_Problem statement_
For the entries below, how many lines include the word "Oeste"? Give the figure and nothing more.

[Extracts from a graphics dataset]
□ □ □ □ □
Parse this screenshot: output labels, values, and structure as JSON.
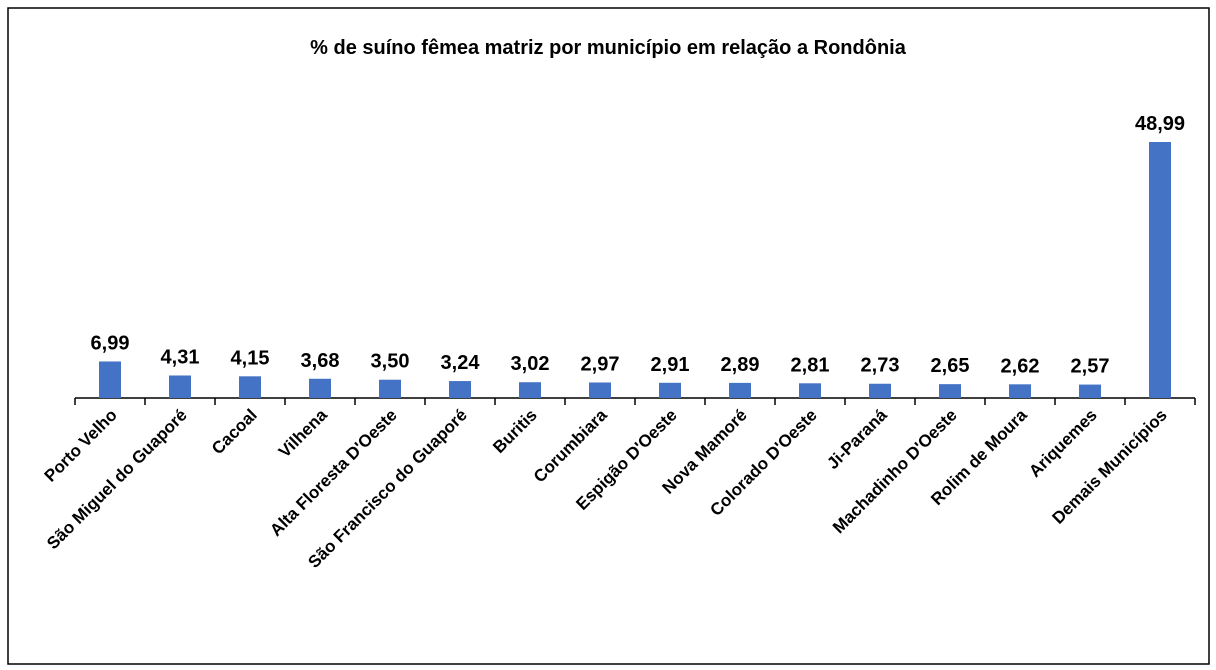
{
  "chart_data": {
    "type": "bar",
    "title": "% de suíno fêmea matriz por município em relação a Rondônia",
    "categories": [
      "Porto Velho",
      "São Miguel do Guaporé",
      "Cacoal",
      "Vilhena",
      "Alta Floresta D'Oeste",
      "São Francisco do Guaporé",
      "Buritis",
      "Corumbiara",
      "Espigão D'Oeste",
      "Nova Mamoré",
      "Colorado D'Oeste",
      "Ji-Paraná",
      "Machadinho D'Oeste",
      "Rolim de Moura",
      "Ariquemes",
      "Demais Municípios"
    ],
    "values": [
      6.99,
      4.31,
      4.15,
      3.68,
      3.5,
      3.24,
      3.02,
      2.97,
      2.91,
      2.89,
      2.81,
      2.73,
      2.65,
      2.62,
      2.57,
      48.99
    ],
    "value_labels": [
      "6,99",
      "4,31",
      "4,15",
      "3,68",
      "3,50",
      "3,24",
      "3,02",
      "2,97",
      "2,91",
      "2,89",
      "2,81",
      "2,73",
      "2,65",
      "2,62",
      "2,57",
      "48,99"
    ],
    "color": "#4472c4"
  }
}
□ □ □ □ □
_Result_
4